■ STATED TASK
Extract from the listing each line in which the word "Hradec" appears.

>> start EXERCISE DATA

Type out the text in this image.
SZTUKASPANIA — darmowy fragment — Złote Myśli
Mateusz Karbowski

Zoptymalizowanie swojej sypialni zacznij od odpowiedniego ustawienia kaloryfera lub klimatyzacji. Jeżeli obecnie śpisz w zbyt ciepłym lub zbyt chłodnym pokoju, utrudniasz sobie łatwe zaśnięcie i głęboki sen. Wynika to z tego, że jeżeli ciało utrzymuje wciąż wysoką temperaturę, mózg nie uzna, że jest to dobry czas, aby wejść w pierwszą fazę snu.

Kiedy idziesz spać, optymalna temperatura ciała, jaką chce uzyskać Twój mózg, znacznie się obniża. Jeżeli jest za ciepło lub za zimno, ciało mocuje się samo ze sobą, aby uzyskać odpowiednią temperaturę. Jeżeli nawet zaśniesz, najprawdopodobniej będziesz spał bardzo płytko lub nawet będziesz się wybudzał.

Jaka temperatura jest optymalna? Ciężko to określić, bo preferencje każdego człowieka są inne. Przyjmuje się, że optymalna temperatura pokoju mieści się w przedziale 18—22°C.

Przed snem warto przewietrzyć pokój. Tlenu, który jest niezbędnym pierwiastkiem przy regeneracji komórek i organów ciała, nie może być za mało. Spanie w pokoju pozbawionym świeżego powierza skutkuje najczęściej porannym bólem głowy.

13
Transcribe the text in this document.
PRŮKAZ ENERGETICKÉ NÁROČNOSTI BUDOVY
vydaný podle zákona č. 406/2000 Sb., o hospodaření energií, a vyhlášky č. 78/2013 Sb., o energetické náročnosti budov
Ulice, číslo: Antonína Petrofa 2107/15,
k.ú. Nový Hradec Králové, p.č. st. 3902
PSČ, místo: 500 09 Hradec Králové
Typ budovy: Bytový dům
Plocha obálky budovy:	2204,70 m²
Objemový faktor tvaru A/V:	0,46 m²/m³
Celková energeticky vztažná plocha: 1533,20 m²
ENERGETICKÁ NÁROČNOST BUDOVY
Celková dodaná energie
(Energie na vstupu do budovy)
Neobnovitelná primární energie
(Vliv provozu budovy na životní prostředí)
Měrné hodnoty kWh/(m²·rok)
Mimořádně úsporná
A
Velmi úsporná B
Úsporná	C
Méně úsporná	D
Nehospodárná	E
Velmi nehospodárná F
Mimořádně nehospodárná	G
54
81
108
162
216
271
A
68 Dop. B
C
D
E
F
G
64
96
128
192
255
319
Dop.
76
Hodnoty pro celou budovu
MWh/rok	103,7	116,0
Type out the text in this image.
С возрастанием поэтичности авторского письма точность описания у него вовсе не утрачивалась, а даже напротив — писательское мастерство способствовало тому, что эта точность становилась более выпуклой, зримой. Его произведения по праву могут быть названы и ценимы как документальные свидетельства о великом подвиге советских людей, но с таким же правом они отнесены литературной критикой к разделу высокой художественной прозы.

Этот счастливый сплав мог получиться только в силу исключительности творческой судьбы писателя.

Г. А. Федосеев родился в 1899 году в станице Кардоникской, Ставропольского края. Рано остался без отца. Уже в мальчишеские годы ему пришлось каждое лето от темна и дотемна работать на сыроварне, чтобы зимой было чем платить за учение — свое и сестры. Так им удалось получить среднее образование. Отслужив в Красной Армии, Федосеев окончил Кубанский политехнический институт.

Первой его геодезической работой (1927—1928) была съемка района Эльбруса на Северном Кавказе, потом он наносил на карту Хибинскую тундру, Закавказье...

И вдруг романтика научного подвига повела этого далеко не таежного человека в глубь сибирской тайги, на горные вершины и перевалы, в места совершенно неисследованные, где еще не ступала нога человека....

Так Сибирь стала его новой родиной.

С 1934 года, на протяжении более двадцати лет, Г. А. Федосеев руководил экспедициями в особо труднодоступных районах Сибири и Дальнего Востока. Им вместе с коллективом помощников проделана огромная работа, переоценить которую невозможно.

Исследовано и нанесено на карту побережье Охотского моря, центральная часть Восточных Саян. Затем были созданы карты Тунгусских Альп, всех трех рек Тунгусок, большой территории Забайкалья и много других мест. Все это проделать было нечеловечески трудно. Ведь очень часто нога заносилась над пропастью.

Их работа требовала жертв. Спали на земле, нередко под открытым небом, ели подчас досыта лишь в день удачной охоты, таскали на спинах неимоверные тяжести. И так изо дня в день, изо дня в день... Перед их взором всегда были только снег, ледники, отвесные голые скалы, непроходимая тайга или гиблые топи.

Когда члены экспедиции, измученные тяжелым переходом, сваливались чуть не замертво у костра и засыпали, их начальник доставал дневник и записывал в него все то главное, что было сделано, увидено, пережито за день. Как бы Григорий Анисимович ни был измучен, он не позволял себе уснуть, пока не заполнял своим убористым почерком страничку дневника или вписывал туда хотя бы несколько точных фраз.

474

>> end EXERCISE DATA

■ RESPONSE
k.ú. Nový Hradec Králové, p.č. st. 3902
PSČ, místo: 500 09 Hradec Králové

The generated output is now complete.